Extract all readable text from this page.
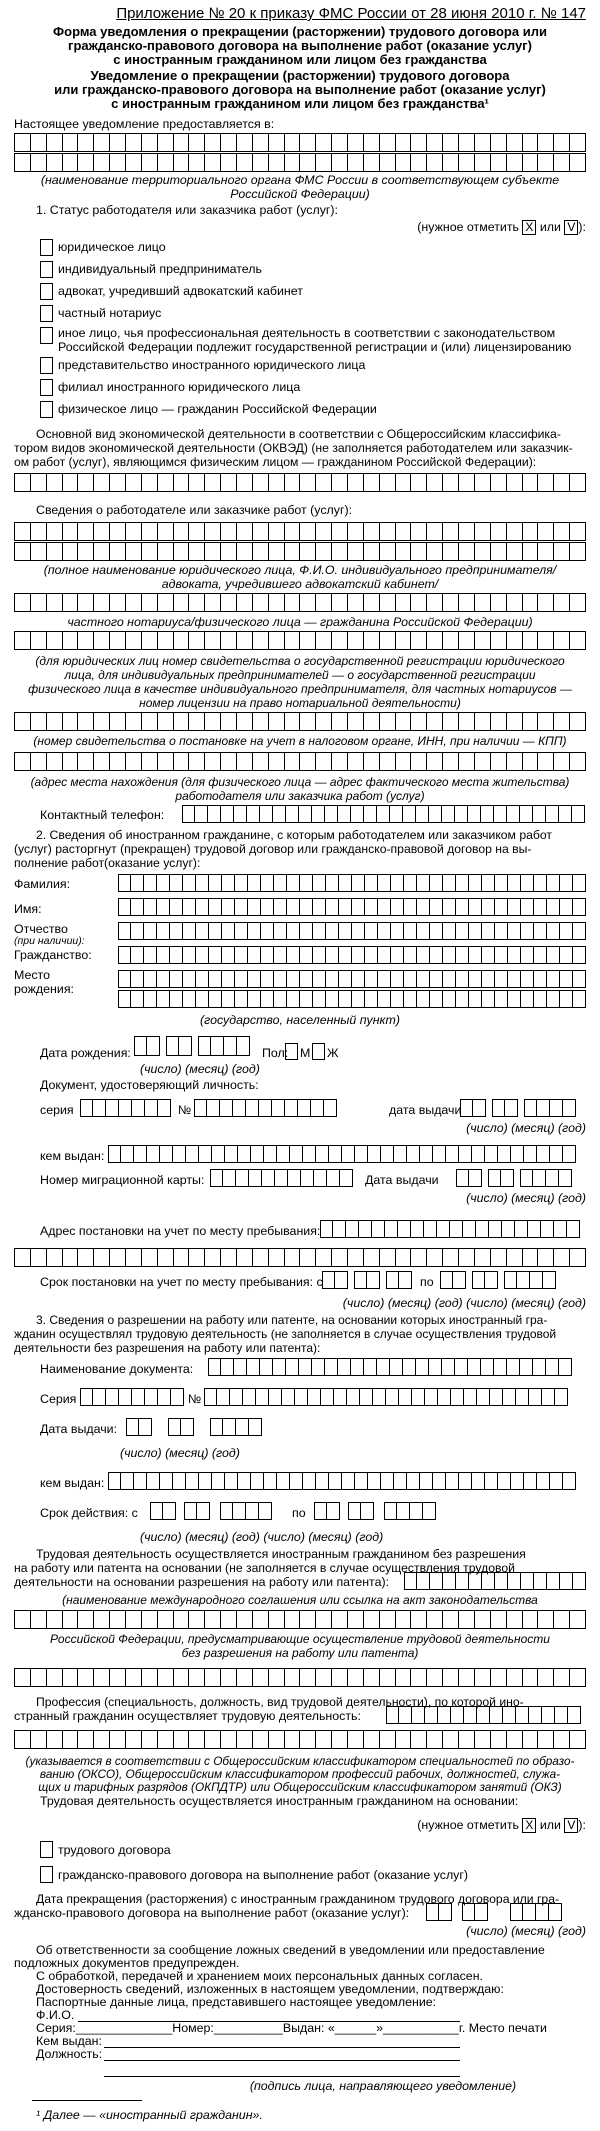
Приложение № 20 к приказу ФМС России от 28 июня 2010 г. № 147
Форма уведомления о прекращении (расторжении) трудового договора или
гражданско-правового договора на выполнение работ (оказание услуг)
с иностранным гражданином или лицом без гражданства
Уведомление о прекращении (расторжении) трудового договора
или гражданско-правового договора на выполнение работ (оказание услуг)
с иностранным гражданином или лицом без гражданства¹
Настоящее уведомление предоставляется в:
(наименование территориального органа ФМС России в соответствующем субъекте
Российской Федерации)
1. Статус работодателя или заказчика работ (услуг):
(нужное отметить X или V ):
юридическое лицо
индивидуальный предприниматель
адвокат, учредивший адвокатский кабинет
частный нотариус
иное лицо, чья профессиональная деятельность в соответствии с законодательством
Российской Федерации подлежит государственной регистрации и (или) лицензированию
представительство иностранного юридического лица
филиал иностранного юридического лица
физическое лицо — гражданин Российской Федерации
Основной вид экономической деятельности в соответствии с Общероссийским классифика-
тором видов экономической деятельности (ОКВЭД) (не заполняется работодателем или заказчик-
ом работ (услуг), являющимся физическим лицом — гражданином Российской Федерации):
Сведения о работодателе или заказчике работ (услуг):
(полное наименование юридического лица, Ф.И.О. индивидуального предпринимателя/
адвоката, учредившего адвокатский кабинет/
частного нотариуса/физического лица — гражданина Российской Федерации)
(для юридических лиц номер свидетельства о государственной регистрации юридического
лица, для индивидуальных предпринимателей — о государственной регистрации
физического лица в качестве индивидуального предпринимателя, для частных нотариусов —
номер лицензии на право нотариальной деятельности)
(номер свидетельства о постановке на учет в налоговом органе, ИНН, при наличии — КПП)
(адрес места нахождения (для физического лица — адрес фактического места жительства)
работодателя или заказчика работ (услуг)
Контактный телефон:
2. Сведения об иностранном гражданине, с которым работодателем или заказчиком работ
(услуг) расторгнут (прекращен) трудовой договор или гражданско-правовой договор на вы-
полнение работ(оказание услуг):
Фамилия:
Имя:
Отчество
(при наличии):
Гражданство:
Место
рождения:
(государство, населенный пункт)
Дата рождения:	Пол: М	Ж
(число) (месяц) (год)
Документ, удостоверяющий личность:
серия	№	дата выдачи
(число) (месяц) (год)
кем выдан:
Номер миграционной карты:	Дата выдачи
(число) (месяц) (год)
Адрес постановки на учет по месту пребывания:
Срок постановки на учет по месту пребывания: с	по
(число) (месяц) (год) (число) (месяц) (год)
3. Сведения о разрешении на работу или патенте, на основании которых иностранный гра-
жданин осуществлял трудовую деятельность (не заполняется в случае осуществления трудовой
деятельности без разрешения на работу или патента):
Наименование документа:
Серия	№
Дата выдачи:
(число) (месяц) (год)
кем выдан:
Срок действия: с	по
(число) (месяц) (год) (число) (месяц) (год)
Трудовая деятельность осуществляется иностранным гражданином без разрешения
на работу или патента на основании (не заполняется в случае осуществления трудовой
деятельности на основании разрешения на работу или патента):
(наименование международного соглашения или ссылка на акт законодательства
Российской Федерации, предусматривающие осуществление трудовой деятельности
без разрешения на работу или патента)
Профессия (специальность, должность, вид трудовой деятельности), по которой ино-
странный гражданин осуществляет трудовую деятельность:
(указывается в соответствии с Общероссийским классификатором специальностей по образо-
ванию (ОКСО), Общероссийским классификатором профессий рабочих, должностей, служа-
щих и тарифных разрядов (ОКПДТР) или Общероссийским классификатором занятий (ОКЗ)
Трудовая деятельность осуществляется иностранным гражданином на основании:
(нужное отметить X или V ):
трудового договора
гражданско-правового договора на выполнение работ (оказание услуг)
Дата прекращения (расторжения) с иностранным гражданином трудового договора или гра-
жданско-правового договора на выполнение работ (оказание услуг):
(число) (месяц) (год)
Об ответственности за сообщение ложных сведений в уведомлении или предоставление
подложных документов предупрежден.
С обработкой, передачей и хранением моих персональных данных согласен.
Достоверность сведений, изложенных в настоящем уведомлении, подтверждаю:
Паспортные данные лица, представившего настоящее уведомление:
Ф.И.О.
Серия:______________Номер:__________Выдан: «______»___________г. Место печати
Кем выдан:
Должность:
(подпись лица, направляющего уведомление)
¹ Далее — «иностранный гражданин».
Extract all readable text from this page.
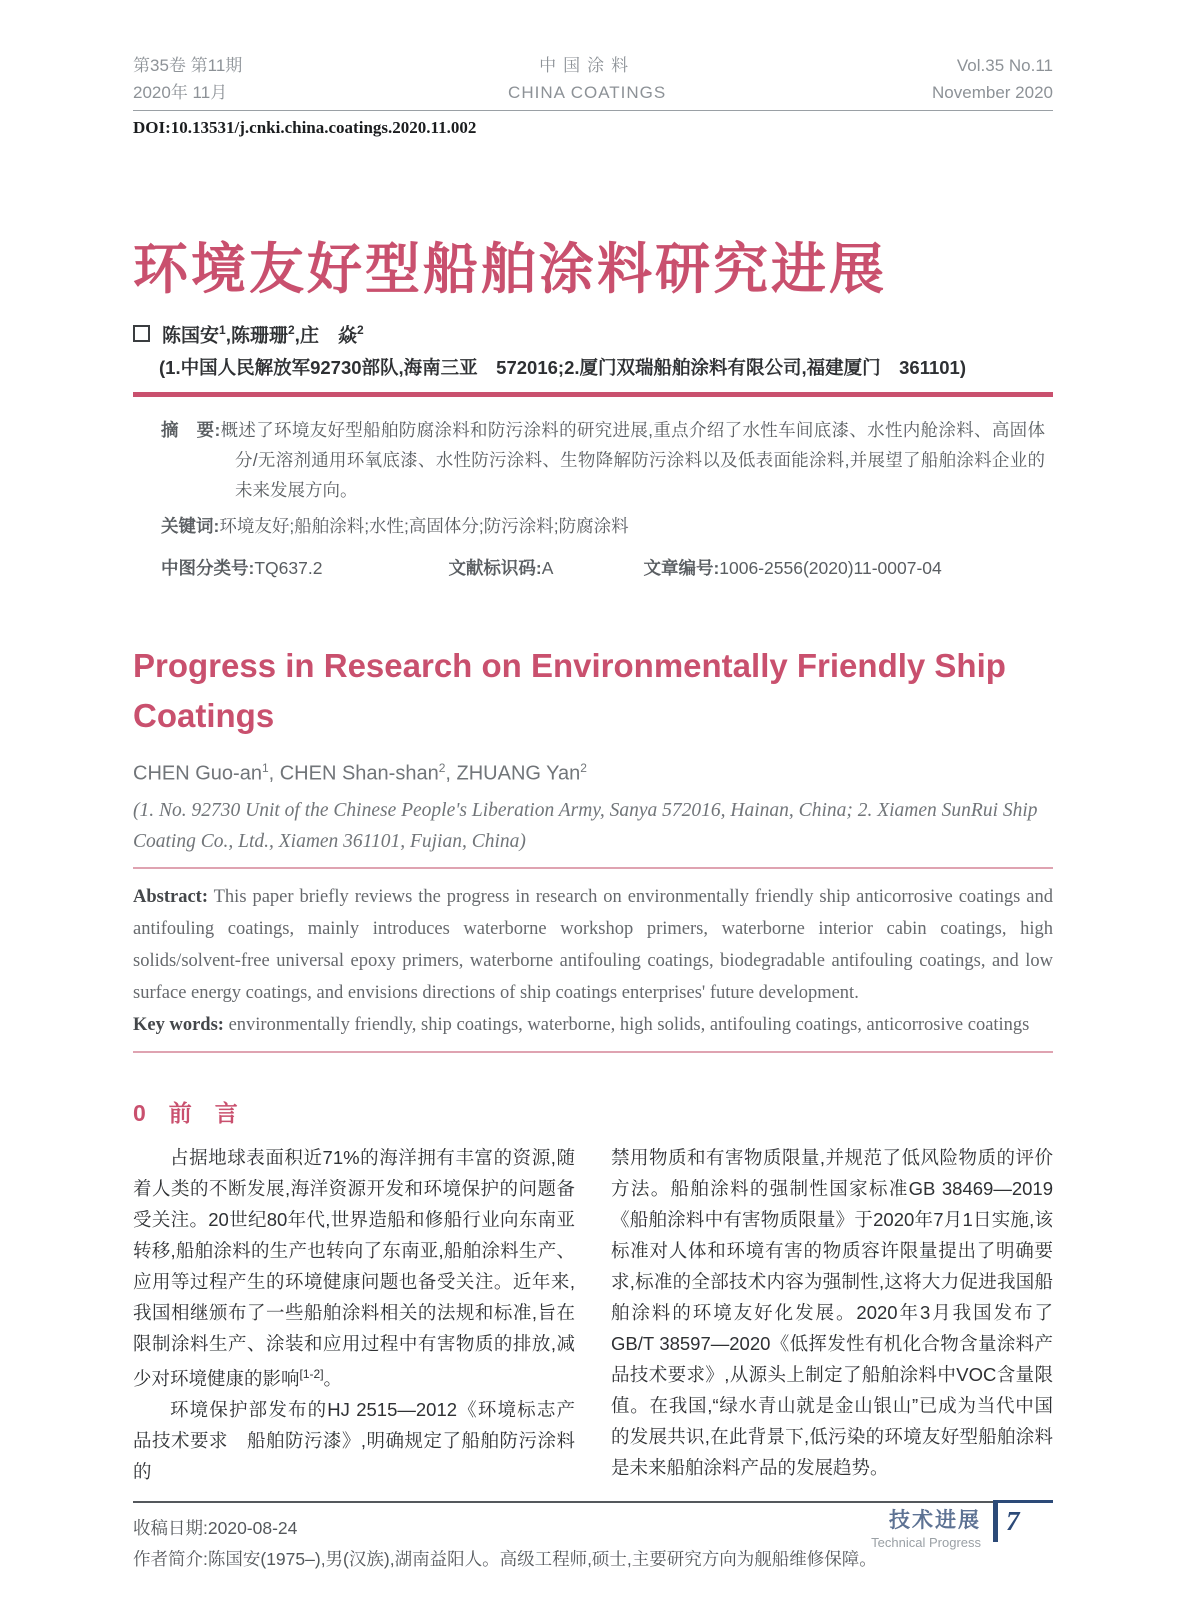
第35卷 第11期
2020年 11月
中国涂料
CHINA COATINGS
Vol.35 No.11
November 2020
DOI:10.13531/j.cnki.china.coatings.2020.11.002
环境友好型船舶涂料研究进展
陈国安$^1$,陈珊珊$^2$,庄　焱$^2$
(1.中国人民解放军92730部队,海南三亚　572016;2.厦门双瑞船舶涂料有限公司,福建厦门　361101)
摘　要:概述了环境友好型船舶防腐涂料和防污涂料的研究进展,重点介绍了水性车间底漆、水性内舱涂料、高固体分/无溶剂通用环氧底漆、水性防污涂料、生物降解防污涂料以及低表面能涂料,并展望了船舶涂料企业的未来发展方向。
关键词:环境友好;船舶涂料;水性;高固体分;防污涂料;防腐涂料
中图分类号:TQ637.2	文献标识码:A	文章编号:1006-2556(2020)11-0007-04
Progress in Research on Environmentally Friendly Ship
Coatings
CHEN Guo-$an^1$, CHEN Shan-shan$^2$, ZHUANG Yan$^2$
(1. No. 92730 Unit of the Chinese People's Liberation Army, Sanya 572016, Hainan, China; 2. Xiamen SunRui Ship Coating Co., Ltd., Xiamen 361101, Fujian, China)
Abstract: This paper briefly reviews the progress in research on environmentally friendly ship anticorrosive coatings and antifouling coatings, mainly introduces waterborne workshop primers, waterborne interior cabin coatings, high solids/solvent-free universal epoxy primers, waterborne antifouling coatings, biodegradable antifouling coatings, and low surface energy coatings, and envisions directions of ship coatings enterprises' future development.
Key words: environmentally friendly, ship coatings, waterborne, high solids, antifouling coatings, anticorrosive coatings
0　前　言

占据地球表面积近71%的海洋拥有丰富的资源,随着人类的不断发展,海洋资源开发和环境保护的问题备受关注。20世纪80年代,世界造船和修船行业向东南亚转移,船舶涂料的生产也转向了东南亚,船舶涂料生产、应用等过程产生的环境健康问题也备受关注。近年来,我国相继颁布了一些船舶涂料相关的法规和标准,旨在限制涂料生产、涂装和应用过程中有害物质的排放,减少对环境健康的影响[1-2]。

环境保护部发布的HJ 2515—2012《环境标志产品技术要求　船舶防污漆》,明确规定了船舶防污涂料的

禁用物质和有害物质限量,并规范了低风险物质的评价方法。船舶涂料的强制性国家标准GB 38469—2019《船舶涂料中有害物质限量》于2020年7月1日实施,该标准对人体和环境有害的物质容许限量提出了明确要求,标准的全部技术内容为强制性,这将大力促进我国船舶涂料的环境友好化发展。2020年3月我国发布了GB/T 38597—2020《低挥发性有机化合物含量涂料产品技术要求》,从源头上制定了船舶涂料中VOC含量限值。在我国,“绿水青山就是金山银山”已成为当代中国的发展共识,在此背景下,低污染的环境友好型船舶涂料是未来船舶涂料产品的发展趋势。

收稿日期:2020-08-24
作者简介:陈国安(1975–),男(汉族),湖南益阳人。高级工程师,硕士,主要研究方向为舰船维修保障。
技术进展
Technical Progress
7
———
Job
Output a faithful copy of the data, with each picture left out.

Answer to the exercise
Extract all readable text from this page.
Приложение № 20 к приказу ФМС России от 28 июня 2010 г. № 147
Форма уведомления о прекращении (расторжении) трудового договора или
гражданско-правового договора на выполнение работ (оказание услуг)
с иностранным гражданином или лицом без гражданства
Уведомление о прекращении (расторжении) трудового договора
или гражданско-правового договора на выполнение работ (оказание услуг)
с иностранным гражданином или лицом без гражданства¹
Настоящее уведомление предоставляется в:
(наименование территориального органа ФМС России в соответствующем субъекте
Российской Федерации)
1. Статус работодателя или заказчика работ (услуг):
(нужное отметить X или V ):
юридическое лицо
индивидуальный предприниматель
адвокат, учредивший адвокатский кабинет
частный нотариус
иное лицо, чья профессиональная деятельность в соответствии с законодательством
Российской Федерации подлежит государственной регистрации и (или) лицензированию
представительство иностранного юридического лица
филиал иностранного юридического лица
физическое лицо — гражданин Российской Федерации
Основной вид экономической деятельности в соответствии с Общероссийским классифика-
тором видов экономической деятельности (ОКВЭД) (не заполняется работодателем или заказчик-
ом работ (услуг), являющимся физическим лицом — гражданином Российской Федерации):
Сведения о работодателе или заказчике работ (услуг):
(полное наименование юридического лица, Ф.И.О. индивидуального предпринимателя/
адвоката, учредившего адвокатский кабинет/
частного нотариуса/физического лица — гражданина Российской Федерации)
(для юридических лиц номер свидетельства о государственной регистрации юридического
лица, для индивидуальных предпринимателей — о государственной регистрации
физического лица в качестве индивидуального предпринимателя, для частных нотариусов —
номер лицензии на право нотариальной деятельности)
(номер свидетельства о постановке на учет в налоговом органе, ИНН, при наличии — КПП)
(адрес места нахождения (для физического лица — адрес фактического места жительства)
работодателя или заказчика работ (услуг)
Контактный телефон:
2. Сведения об иностранном гражданине, с которым работодателем или заказчиком работ
(услуг) расторгнут (прекращен) трудовой договор или гражданско-правовой договор на вы-
полнение работ(оказание услуг):
Фамилия:
Имя:
Отчество
(при наличии):
Гражданство:
Место
рождения:
(государство, населенный пункт)
Дата рождения:	Пол: М	Ж
(число) (месяц) (год)
Документ, удостоверяющий личность:
серия	№	дата выдачи
(число) (месяц) (год)
кем выдан:
Номер миграционной карты:	Дата выдачи
(число) (месяц) (год)
Адрес постановки на учет по месту пребывания:
Срок постановки на учет по месту пребывания: с	по
(число) (месяц) (год) (число) (месяц) (год)
3. Сведения о разрешении на работу или патенте, на основании которых иностранный гра-
жданин осуществлял трудовую деятельность (не заполняется в случае осуществления трудовой
деятельности без разрешения на работу или патента):
Наименование документа:
Серия	№
Дата выдачи:
(число) (месяц) (год)
кем выдан:
Срок действия: с	по
(число) (месяц) (год) (число) (месяц) (год)
Трудовая деятельность осуществляется иностранным гражданином без разрешения
на работу или патента на основании (не заполняется в случае осуществления трудовой
деятельности на основании разрешения на работу или патента):
(наименование международного соглашения или ссылка на акт законодательства
Российской Федерации, предусматривающие осуществление трудовой деятельности
без разрешения на работу или патента)
Профессия (специальность, должность, вид трудовой деятельности), по которой ино-
странный гражданин осуществляет трудовую деятельность:
(указывается в соответствии с Общероссийским классификатором специальностей по образо-
ванию (ОКСО), Общероссийским классификатором профессий рабочих, должностей, служа-
щих и тарифных разрядов (ОКПДТР) или Общероссийским классификатором занятий (ОКЗ)
Трудовая деятельность осуществляется иностранным гражданином на основании:
(нужное отметить X или V ):
трудового договора
гражданско-правового договора на выполнение работ (оказание услуг)
Дата прекращения (расторжения) с иностранным гражданином трудового договора или гра-
жданско-правового договора на выполнение работ (оказание услуг):
(число) (месяц) (год)
Об ответственности за сообщение ложных сведений в уведомлении или предоставление
подложных документов предупрежден.
С обработкой, передачей и хранением моих персональных данных согласен.
Достоверность сведений, изложенных в настоящем уведомлении, подтверждаю:
Паспортные данные лица, представившего настоящее уведомление:
Ф.И.О.
Серия:______________Номер:__________Выдан: «______»___________г. Место печати
Кем выдан:
Должность:
(подпись лица, направляющего уведомление)
¹ Далее — «иностранный гражданин».
Extract all readable text from this page.
第35卷 第11期
2020年 11月
中国涂料
CHINA COATINGS
Vol.35 No.11
November 2020
DOI:10.13531/j.cnki.china.coatings.2020.11.002
环境友好型船舶涂料研究进展
陈国安$^1$,陈珊珊$^2$,庄　焱$^2$
(1.中国人民解放军92730部队,海南三亚　572016;2.厦门双瑞船舶涂料有限公司,福建厦门　361101)
摘　要:概述了环境友好型船舶防腐涂料和防污涂料的研究进展,重点介绍了水性车间底漆、水性内舱涂料、高固体分/无溶剂通用环氧底漆、水性防污涂料、生物降解防污涂料以及低表面能涂料,并展望了船舶涂料企业的未来发展方向。
关键词:环境友好;船舶涂料;水性;高固体分;防污涂料;防腐涂料
中图分类号:TQ637.2	文献标识码:A	文章编号:1006-2556(2020)11-0007-04
Progress in Research on Environmentally Friendly Ship
Coatings
CHEN Guo-$an^1$, CHEN Shan-shan$^2$, ZHUANG Yan$^2$
(1. No. 92730 Unit of the Chinese People's Liberation Army, Sanya 572016, Hainan, China; 2. Xiamen SunRui Ship Coating Co., Ltd., Xiamen 361101, Fujian, China)
Abstract: This paper briefly reviews the progress in research on environmentally friendly ship anticorrosive coatings and antifouling coatings, mainly introduces waterborne workshop primers, waterborne interior cabin coatings, high solids/solvent-free universal epoxy primers, waterborne antifouling coatings, biodegradable antifouling coatings, and low surface energy coatings, and envisions directions of ship coatings enterprises' future development.
Key words: environmentally friendly, ship coatings, waterborne, high solids, antifouling coatings, anticorrosive coatings
0　前　言

占据地球表面积近71%的海洋拥有丰富的资源,随着人类的不断发展,海洋资源开发和环境保护的问题备受关注。20世纪80年代,世界造船和修船行业向东南亚转移,船舶涂料的生产也转向了东南亚,船舶涂料生产、应用等过程产生的环境健康问题也备受关注。近年来,我国相继颁布了一些船舶涂料相关的法规和标准,旨在限制涂料生产、涂装和应用过程中有害物质的排放,减少对环境健康的影响[1-2]。

环境保护部发布的HJ 2515—2012《环境标志产品技术要求　船舶防污漆》,明确规定了船舶防污涂料的

禁用物质和有害物质限量,并规范了低风险物质的评价方法。船舶涂料的强制性国家标准GB 38469—2019《船舶涂料中有害物质限量》于2020年7月1日实施,该标准对人体和环境有害的物质容许限量提出了明确要求,标准的全部技术内容为强制性,这将大力促进我国船舶涂料的环境友好化发展。2020年3月我国发布了GB/T 38597—2020《低挥发性有机化合物含量涂料产品技术要求》,从源头上制定了船舶涂料中VOC含量限值。在我国,“绿水青山就是金山银山”已成为当代中国的发展共识,在此背景下,低污染的环境友好型船舶涂料是未来船舶涂料产品的发展趋势。

收稿日期:2020-08-24
作者简介:陈国安(1975–),男(汉族),湖南益阳人。高级工程师,硕士,主要研究方向为舰船维修保障。
技术进展
Technical Progress
7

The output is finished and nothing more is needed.